*** Provided records

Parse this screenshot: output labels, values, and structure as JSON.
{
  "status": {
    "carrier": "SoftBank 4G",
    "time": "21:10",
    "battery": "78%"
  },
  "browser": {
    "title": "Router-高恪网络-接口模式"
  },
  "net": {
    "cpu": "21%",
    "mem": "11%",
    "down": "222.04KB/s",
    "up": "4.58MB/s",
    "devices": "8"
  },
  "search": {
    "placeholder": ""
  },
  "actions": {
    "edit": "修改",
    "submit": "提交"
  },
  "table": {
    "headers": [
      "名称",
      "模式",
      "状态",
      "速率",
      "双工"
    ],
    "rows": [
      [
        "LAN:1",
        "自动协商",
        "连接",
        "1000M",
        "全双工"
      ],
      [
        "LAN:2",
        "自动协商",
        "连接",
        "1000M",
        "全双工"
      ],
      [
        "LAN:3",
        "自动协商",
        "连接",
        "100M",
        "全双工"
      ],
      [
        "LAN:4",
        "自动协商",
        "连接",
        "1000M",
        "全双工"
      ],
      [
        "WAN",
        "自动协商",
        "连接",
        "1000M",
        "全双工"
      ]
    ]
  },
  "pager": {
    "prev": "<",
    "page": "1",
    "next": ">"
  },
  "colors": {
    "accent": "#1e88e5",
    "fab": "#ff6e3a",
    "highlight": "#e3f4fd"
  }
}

******
*** Provided records

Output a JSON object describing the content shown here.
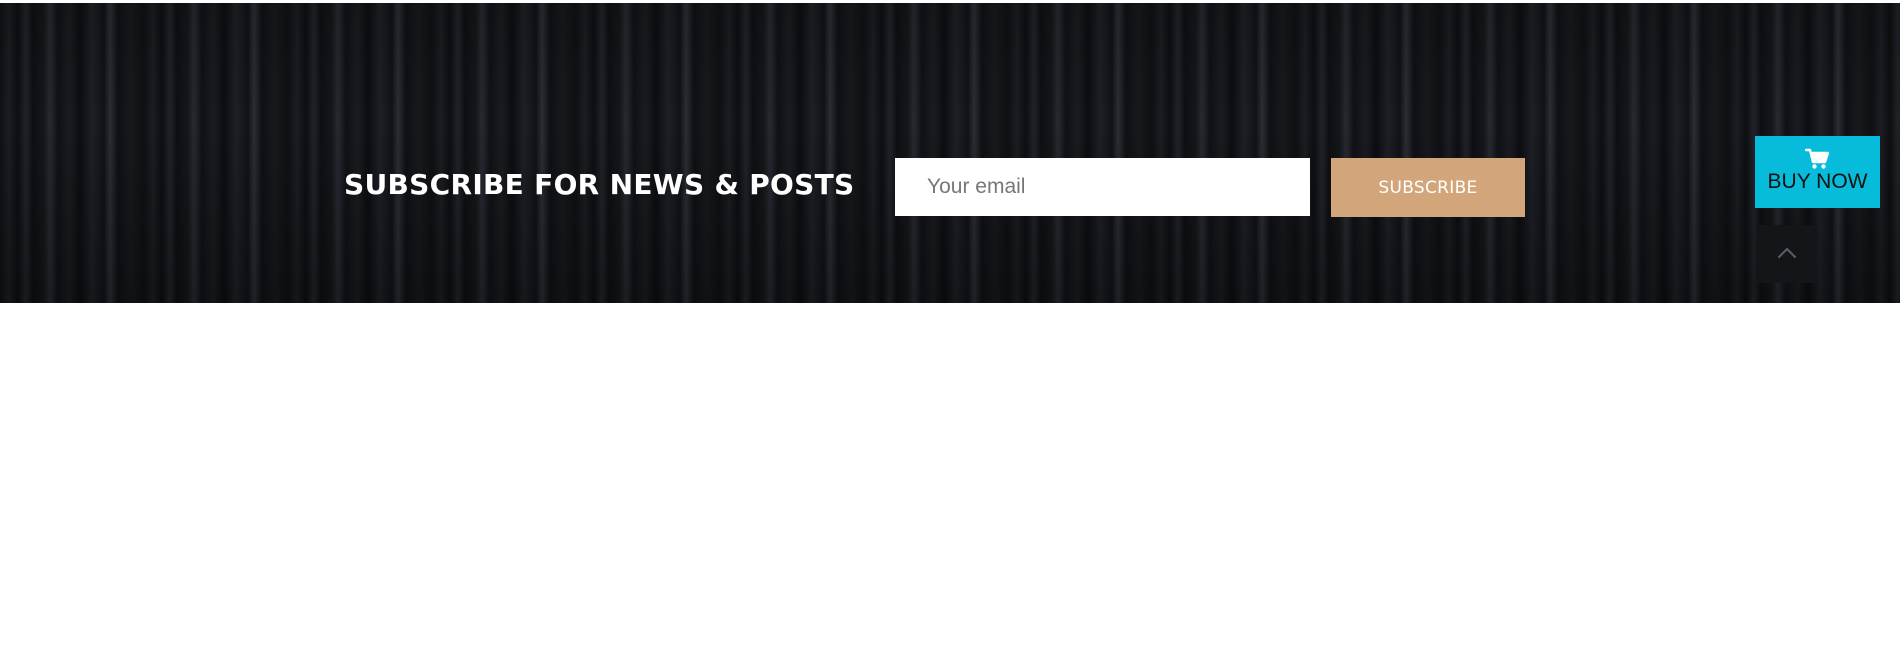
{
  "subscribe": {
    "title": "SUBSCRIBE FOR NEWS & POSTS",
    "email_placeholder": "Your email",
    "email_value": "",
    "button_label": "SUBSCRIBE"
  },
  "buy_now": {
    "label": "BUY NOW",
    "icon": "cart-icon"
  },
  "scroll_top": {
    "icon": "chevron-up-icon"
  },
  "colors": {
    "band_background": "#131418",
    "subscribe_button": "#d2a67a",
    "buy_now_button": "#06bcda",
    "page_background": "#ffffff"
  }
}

******

### [What you need to do]
Copy out every line with the word "JSON".

### [Task response]
Parse this screenshot: output labels, values, and structure as JSON.
Output a JSON object describing the content shown here.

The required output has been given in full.